* Records shown
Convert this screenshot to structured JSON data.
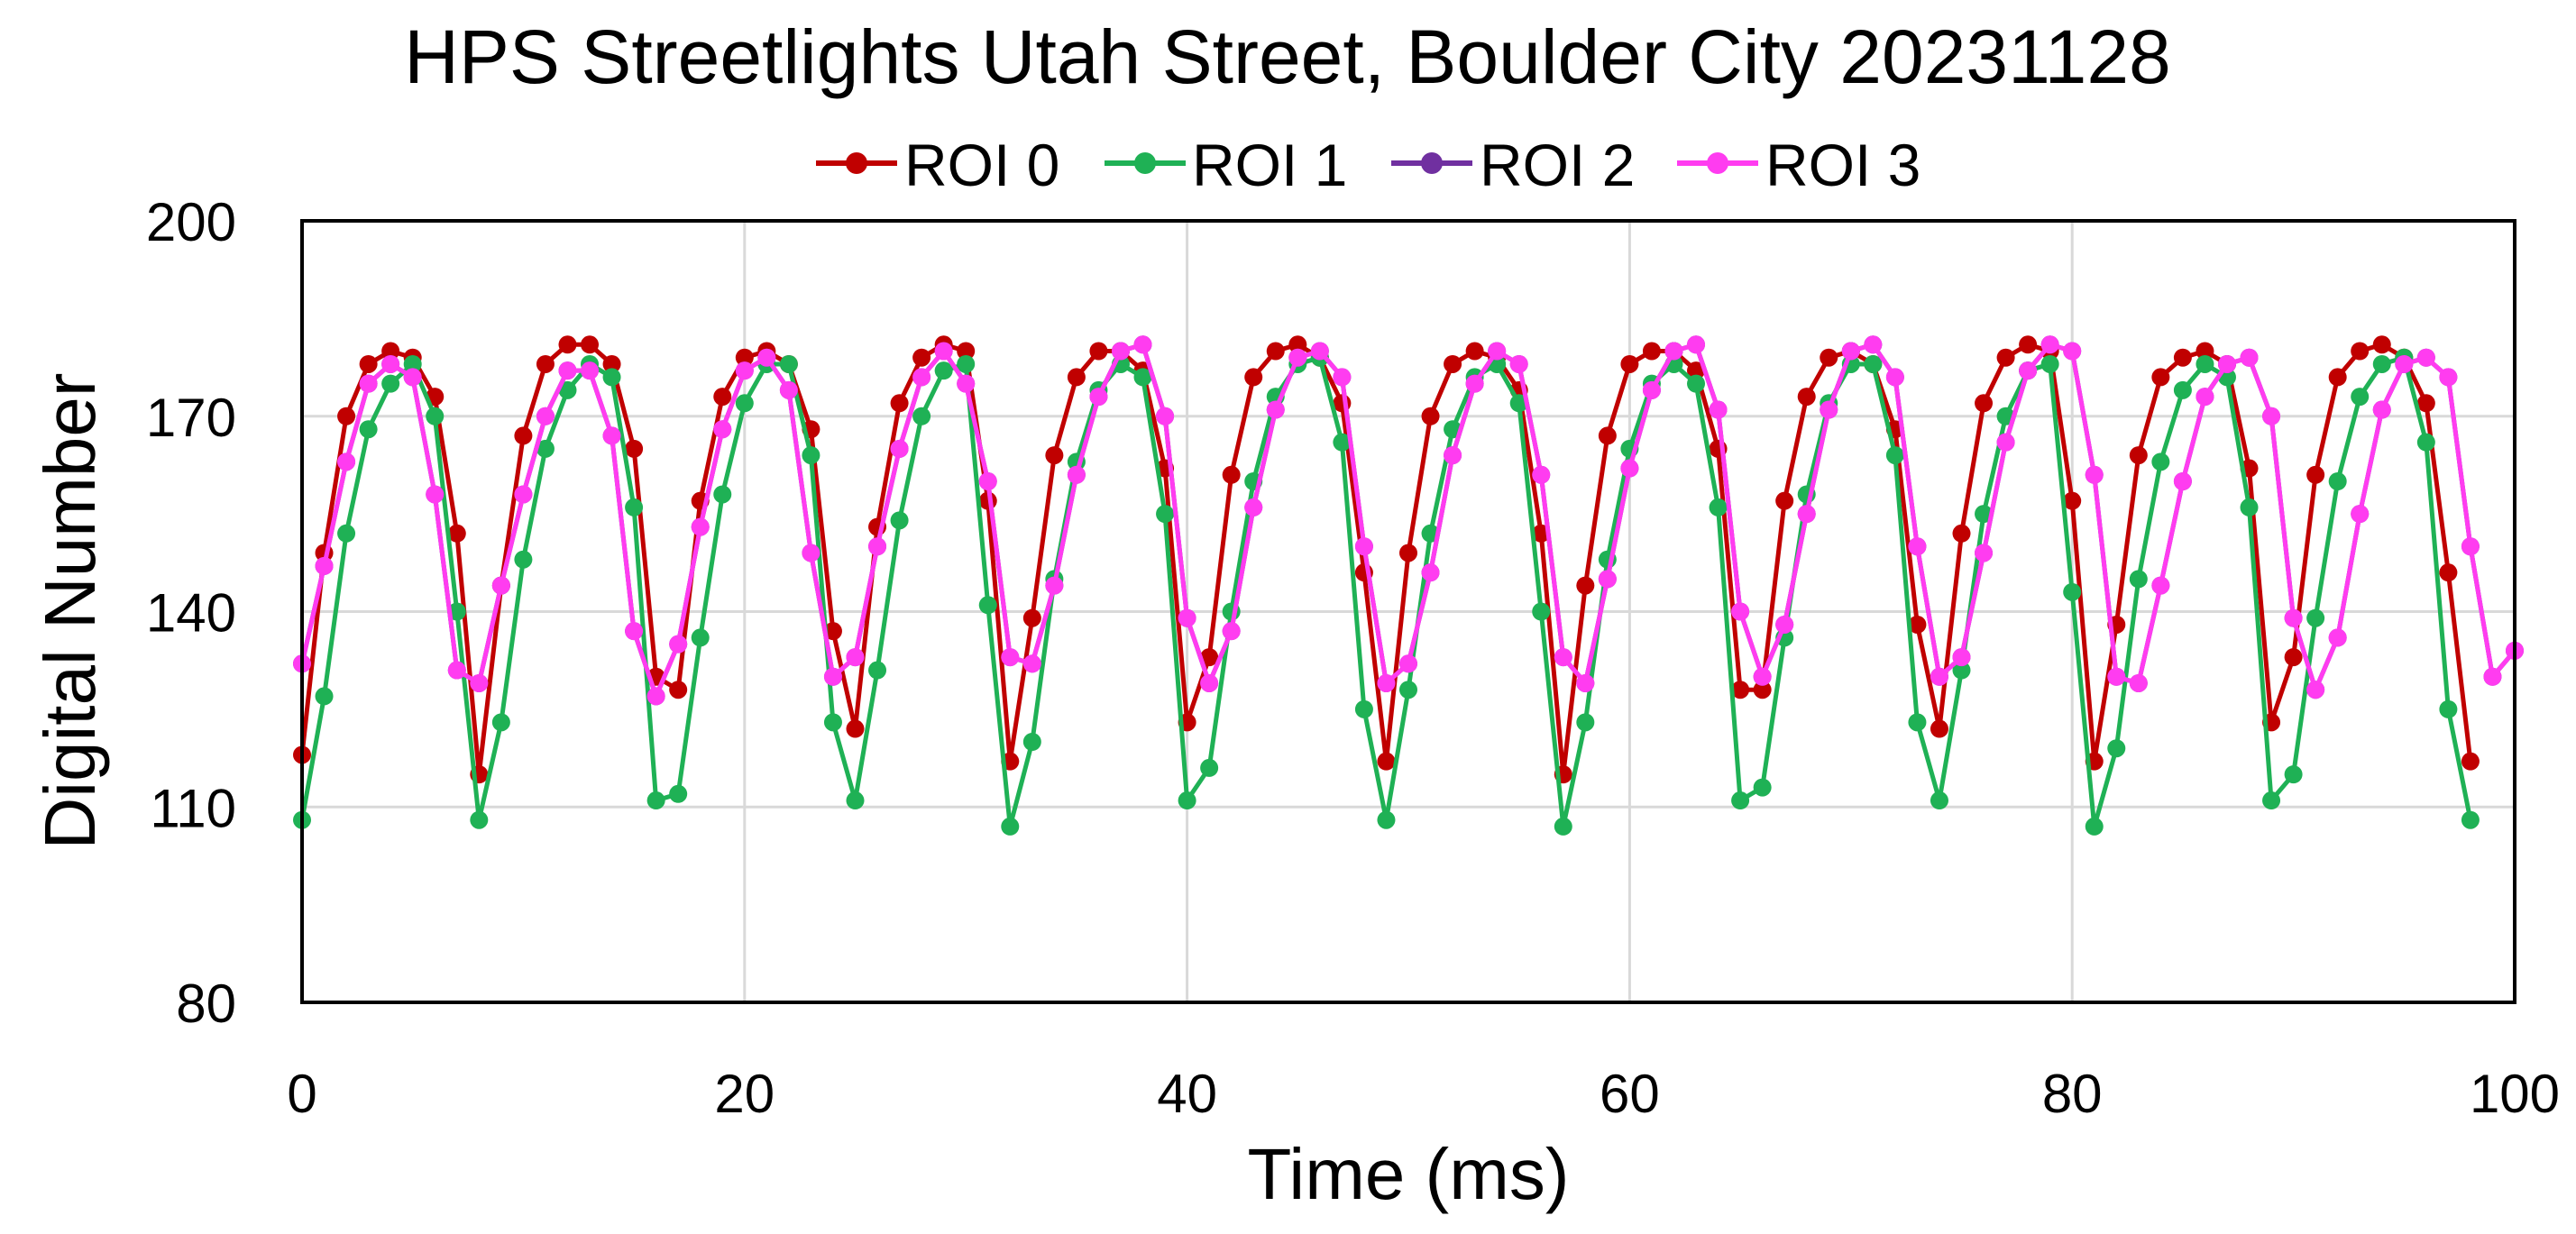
{
  "chart_data": {
    "type": "line",
    "title": "HPS Streetlights Utah Street, Boulder City 20231128",
    "xlabel": "Time (ms)",
    "ylabel": "Digital Number",
    "xlim": [
      0,
      100
    ],
    "ylim": [
      80,
      200
    ],
    "xticks": [
      0,
      20,
      40,
      60,
      80,
      100
    ],
    "yticks": [
      80,
      110,
      140,
      170,
      200
    ],
    "grid": true,
    "legend_position": "top",
    "series": [
      {
        "name": "ROI 0",
        "color": "#c00000",
        "values": [
          118,
          149,
          170,
          178,
          180,
          179,
          173,
          152,
          115,
          144,
          167,
          178,
          181,
          181,
          178,
          165,
          130,
          128,
          157,
          173,
          179,
          180,
          178,
          168,
          137,
          122,
          153,
          172,
          179,
          181,
          180,
          157,
          117,
          139,
          164,
          176,
          180,
          180,
          177,
          162,
          123,
          133,
          161,
          176,
          180,
          181,
          179,
          172,
          146,
          117,
          149,
          170,
          178,
          180,
          179,
          174,
          152,
          115,
          144,
          167,
          178,
          180,
          180,
          177,
          165,
          128,
          128,
          157,
          173,
          179,
          180,
          178,
          168,
          138,
          122,
          152,
          172,
          179,
          181,
          180,
          157,
          117,
          138,
          164,
          176,
          179,
          180,
          178,
          162,
          123,
          133,
          161,
          176,
          180,
          181,
          179,
          172,
          146,
          117
        ]
      },
      {
        "name": "ROI 1",
        "color": "#1fb155",
        "values": [
          108,
          127,
          152,
          168,
          175,
          178,
          170,
          140,
          108,
          123,
          148,
          165,
          174,
          178,
          176,
          156,
          111,
          112,
          136,
          158,
          172,
          178,
          178,
          164,
          123,
          111,
          131,
          154,
          170,
          177,
          178,
          141,
          107,
          120,
          145,
          163,
          174,
          178,
          176,
          155,
          111,
          116,
          140,
          160,
          173,
          178,
          179,
          166,
          125,
          108,
          128,
          152,
          168,
          176,
          178,
          172,
          140,
          107,
          123,
          148,
          165,
          175,
          178,
          175,
          156,
          111,
          113,
          136,
          158,
          172,
          178,
          178,
          164,
          123,
          111,
          131,
          155,
          170,
          177,
          178,
          143,
          107,
          119,
          145,
          163,
          174,
          178,
          176,
          156,
          111,
          115,
          139,
          160,
          173,
          178,
          179,
          166,
          125,
          108
        ]
      },
      {
        "name": "ROI 2",
        "color": "#7030a0",
        "values": [
          132,
          147,
          163,
          175,
          178,
          176,
          158,
          131,
          129,
          144,
          158,
          170,
          177,
          177,
          167,
          137,
          127,
          135,
          153,
          168,
          177,
          179,
          174,
          149,
          130,
          133,
          150,
          165,
          176,
          180,
          175,
          160,
          133,
          132,
          144,
          161,
          173,
          180,
          181,
          170,
          139,
          129,
          137,
          156,
          171,
          179,
          180,
          176,
          150,
          129,
          132,
          146,
          164,
          175,
          180,
          178,
          161,
          133,
          129,
          145,
          162,
          174,
          180,
          181,
          171,
          140,
          130,
          138,
          155,
          171,
          180,
          181,
          176,
          150,
          130,
          133,
          149,
          166,
          177,
          181,
          180,
          161,
          130,
          129,
          144,
          160,
          173,
          178,
          179,
          170,
          139,
          128,
          136,
          155,
          171,
          178,
          179,
          176,
          150,
          130,
          134
        ]
      },
      {
        "name": "ROI 3",
        "color": "#ff3cf0",
        "values": [
          132,
          147,
          163,
          175,
          178,
          176,
          158,
          131,
          129,
          144,
          158,
          170,
          177,
          177,
          167,
          137,
          127,
          135,
          153,
          168,
          177,
          179,
          174,
          149,
          130,
          133,
          150,
          165,
          176,
          180,
          175,
          160,
          133,
          132,
          144,
          161,
          173,
          180,
          181,
          170,
          139,
          129,
          137,
          156,
          171,
          179,
          180,
          176,
          150,
          129,
          132,
          146,
          164,
          175,
          180,
          178,
          161,
          133,
          129,
          145,
          162,
          174,
          180,
          181,
          171,
          140,
          130,
          138,
          155,
          171,
          180,
          181,
          176,
          150,
          130,
          133,
          149,
          166,
          177,
          181,
          180,
          161,
          130,
          129,
          144,
          160,
          173,
          178,
          179,
          170,
          139,
          128,
          136,
          155,
          171,
          178,
          179,
          176,
          150,
          130,
          134
        ]
      }
    ]
  }
}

* Given exercise
Keep the pictures out of the copy and write out the data exactly as it stands.

* Written response
Convert this screenshot to structured JSON data.
{
  "chart_data": {
    "type": "line",
    "title": "HPS Streetlights Utah Street, Boulder City 20231128",
    "xlabel": "Time (ms)",
    "ylabel": "Digital Number",
    "xlim": [
      0,
      100
    ],
    "ylim": [
      80,
      200
    ],
    "xticks": [
      0,
      20,
      40,
      60,
      80,
      100
    ],
    "yticks": [
      80,
      110,
      140,
      170,
      200
    ],
    "grid": true,
    "legend_position": "top",
    "series": [
      {
        "name": "ROI 0",
        "color": "#c00000",
        "values": [
          118,
          149,
          170,
          178,
          180,
          179,
          173,
          152,
          115,
          144,
          167,
          178,
          181,
          181,
          178,
          165,
          130,
          128,
          157,
          173,
          179,
          180,
          178,
          168,
          137,
          122,
          153,
          172,
          179,
          181,
          180,
          157,
          117,
          139,
          164,
          176,
          180,
          180,
          177,
          162,
          123,
          133,
          161,
          176,
          180,
          181,
          179,
          172,
          146,
          117,
          149,
          170,
          178,
          180,
          179,
          174,
          152,
          115,
          144,
          167,
          178,
          180,
          180,
          177,
          165,
          128,
          128,
          157,
          173,
          179,
          180,
          178,
          168,
          138,
          122,
          152,
          172,
          179,
          181,
          180,
          157,
          117,
          138,
          164,
          176,
          179,
          180,
          178,
          162,
          123,
          133,
          161,
          176,
          180,
          181,
          179,
          172,
          146,
          117
        ]
      },
      {
        "name": "ROI 1",
        "color": "#1fb155",
        "values": [
          108,
          127,
          152,
          168,
          175,
          178,
          170,
          140,
          108,
          123,
          148,
          165,
          174,
          178,
          176,
          156,
          111,
          112,
          136,
          158,
          172,
          178,
          178,
          164,
          123,
          111,
          131,
          154,
          170,
          177,
          178,
          141,
          107,
          120,
          145,
          163,
          174,
          178,
          176,
          155,
          111,
          116,
          140,
          160,
          173,
          178,
          179,
          166,
          125,
          108,
          128,
          152,
          168,
          176,
          178,
          172,
          140,
          107,
          123,
          148,
          165,
          175,
          178,
          175,
          156,
          111,
          113,
          136,
          158,
          172,
          178,
          178,
          164,
          123,
          111,
          131,
          155,
          170,
          177,
          178,
          143,
          107,
          119,
          145,
          163,
          174,
          178,
          176,
          156,
          111,
          115,
          139,
          160,
          173,
          178,
          179,
          166,
          125,
          108
        ]
      },
      {
        "name": "ROI 2",
        "color": "#7030a0",
        "values": [
          132,
          147,
          163,
          175,
          178,
          176,
          158,
          131,
          129,
          144,
          158,
          170,
          177,
          177,
          167,
          137,
          127,
          135,
          153,
          168,
          177,
          179,
          174,
          149,
          130,
          133,
          150,
          165,
          176,
          180,
          175,
          160,
          133,
          132,
          144,
          161,
          173,
          180,
          181,
          170,
          139,
          129,
          137,
          156,
          171,
          179,
          180,
          176,
          150,
          129,
          132,
          146,
          164,
          175,
          180,
          178,
          161,
          133,
          129,
          145,
          162,
          174,
          180,
          181,
          171,
          140,
          130,
          138,
          155,
          171,
          180,
          181,
          176,
          150,
          130,
          133,
          149,
          166,
          177,
          181,
          180,
          161,
          130,
          129,
          144,
          160,
          173,
          178,
          179,
          170,
          139,
          128,
          136,
          155,
          171,
          178,
          179,
          176,
          150,
          130,
          134
        ]
      },
      {
        "name": "ROI 3",
        "color": "#ff3cf0",
        "values": [
          132,
          147,
          163,
          175,
          178,
          176,
          158,
          131,
          129,
          144,
          158,
          170,
          177,
          177,
          167,
          137,
          127,
          135,
          153,
          168,
          177,
          179,
          174,
          149,
          130,
          133,
          150,
          165,
          176,
          180,
          175,
          160,
          133,
          132,
          144,
          161,
          173,
          180,
          181,
          170,
          139,
          129,
          137,
          156,
          171,
          179,
          180,
          176,
          150,
          129,
          132,
          146,
          164,
          175,
          180,
          178,
          161,
          133,
          129,
          145,
          162,
          174,
          180,
          181,
          171,
          140,
          130,
          138,
          155,
          171,
          180,
          181,
          176,
          150,
          130,
          133,
          149,
          166,
          177,
          181,
          180,
          161,
          130,
          129,
          144,
          160,
          173,
          178,
          179,
          170,
          139,
          128,
          136,
          155,
          171,
          178,
          179,
          176,
          150,
          130,
          134
        ]
      }
    ]
  }
}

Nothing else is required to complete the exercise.